**What you will do:** Write out the material exactly, without any of its pictures.

Entries taken from a collection:
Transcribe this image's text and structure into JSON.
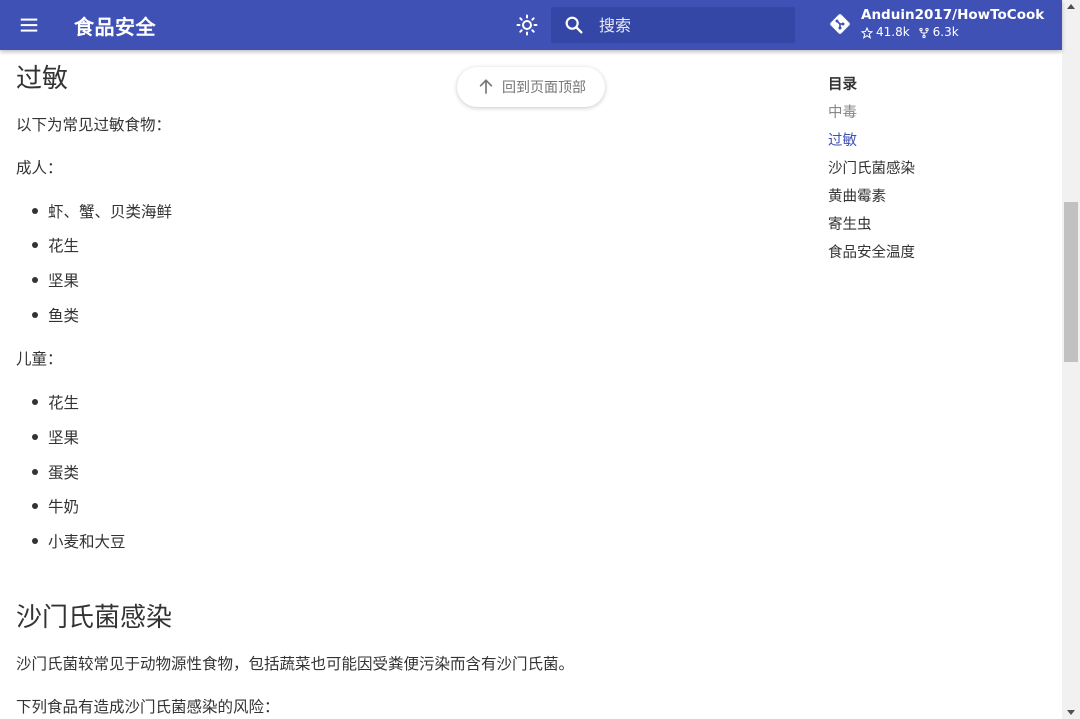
{
  "header": {
    "title": "食品安全",
    "search_placeholder": "搜索",
    "repo": {
      "name": "Anduin2017/HowToCook",
      "stars": "41.8k",
      "forks": "6.3k"
    }
  },
  "back_to_top": "回到页面顶部",
  "content": {
    "allergy": {
      "heading": "过敏",
      "intro": "以下为常见过敏食物：",
      "adults_label": "成人：",
      "adults_items": [
        "虾、蟹、贝类海鲜",
        "花生",
        "坚果",
        "鱼类"
      ],
      "children_label": "儿童：",
      "children_items": [
        "花生",
        "坚果",
        "蛋类",
        "牛奶",
        "小麦和大豆"
      ]
    },
    "salmonella": {
      "heading": "沙门氏菌感染",
      "para1": "沙门氏菌较常见于动物源性食物，包括蔬菜也可能因受粪便污染而含有沙门氏菌。",
      "para2": "下列食品有造成沙门氏菌感染的风险："
    }
  },
  "toc": {
    "title": "目录",
    "items": [
      "中毒",
      "过敏",
      "沙门氏菌感染",
      "黄曲霉素",
      "寄生虫",
      "食品安全温度"
    ]
  },
  "colors": {
    "primary": "#4051b5",
    "search_bg": "#3446a6",
    "text": "#333333"
  }
}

**Response to the task:**
Transcribe this image's text and structure into JSON.
{
  "header": {
    "title": "食品安全",
    "search_placeholder": "搜索",
    "repo": {
      "name": "Anduin2017/HowToCook",
      "stars": "41.8k",
      "forks": "6.3k"
    }
  },
  "back_to_top": "回到页面顶部",
  "content": {
    "allergy": {
      "heading": "过敏",
      "intro": "以下为常见过敏食物：",
      "adults_label": "成人：",
      "adults_items": [
        "虾、蟹、贝类海鲜",
        "花生",
        "坚果",
        "鱼类"
      ],
      "children_label": "儿童：",
      "children_items": [
        "花生",
        "坚果",
        "蛋类",
        "牛奶",
        "小麦和大豆"
      ]
    },
    "salmonella": {
      "heading": "沙门氏菌感染",
      "para1": "沙门氏菌较常见于动物源性食物，包括蔬菜也可能因受粪便污染而含有沙门氏菌。",
      "para2": "下列食品有造成沙门氏菌感染的风险："
    }
  },
  "toc": {
    "title": "目录",
    "items": [
      "中毒",
      "过敏",
      "沙门氏菌感染",
      "黄曲霉素",
      "寄生虫",
      "食品安全温度"
    ]
  },
  "colors": {
    "primary": "#4051b5",
    "search_bg": "#3446a6",
    "text": "#333333"
  }
}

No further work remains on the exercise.